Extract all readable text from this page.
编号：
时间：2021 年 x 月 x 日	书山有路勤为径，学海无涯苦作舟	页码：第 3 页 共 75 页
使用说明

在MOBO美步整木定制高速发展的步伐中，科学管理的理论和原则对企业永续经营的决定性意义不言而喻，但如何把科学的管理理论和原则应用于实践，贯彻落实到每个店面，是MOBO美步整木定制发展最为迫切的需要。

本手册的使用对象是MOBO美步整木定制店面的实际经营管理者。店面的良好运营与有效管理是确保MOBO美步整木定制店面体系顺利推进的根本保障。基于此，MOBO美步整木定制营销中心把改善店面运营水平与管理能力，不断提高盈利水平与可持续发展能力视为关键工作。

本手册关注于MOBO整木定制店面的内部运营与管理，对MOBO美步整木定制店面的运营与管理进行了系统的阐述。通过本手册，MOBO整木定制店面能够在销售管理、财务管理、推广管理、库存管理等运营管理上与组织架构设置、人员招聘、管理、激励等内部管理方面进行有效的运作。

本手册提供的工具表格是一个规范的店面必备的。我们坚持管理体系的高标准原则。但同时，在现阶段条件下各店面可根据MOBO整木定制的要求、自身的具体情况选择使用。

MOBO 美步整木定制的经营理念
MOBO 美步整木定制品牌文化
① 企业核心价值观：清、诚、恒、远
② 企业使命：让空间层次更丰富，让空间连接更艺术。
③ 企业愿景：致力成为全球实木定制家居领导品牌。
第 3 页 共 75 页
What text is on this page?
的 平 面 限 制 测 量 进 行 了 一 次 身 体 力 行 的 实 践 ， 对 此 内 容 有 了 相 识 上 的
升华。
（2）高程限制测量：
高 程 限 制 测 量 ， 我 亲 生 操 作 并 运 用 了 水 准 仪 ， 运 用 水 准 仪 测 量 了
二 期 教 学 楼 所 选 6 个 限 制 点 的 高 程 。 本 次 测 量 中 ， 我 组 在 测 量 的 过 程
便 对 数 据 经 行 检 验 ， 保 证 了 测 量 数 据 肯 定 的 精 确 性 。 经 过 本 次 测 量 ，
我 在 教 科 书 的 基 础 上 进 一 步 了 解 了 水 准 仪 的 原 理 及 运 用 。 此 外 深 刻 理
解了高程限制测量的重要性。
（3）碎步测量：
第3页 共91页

○ ○ ○ ○ ○ ○ ○

# Problem description:
Extract all lines that hold the word "page".

# Completed task:
Extract all readable text from this page.
What text is on this page?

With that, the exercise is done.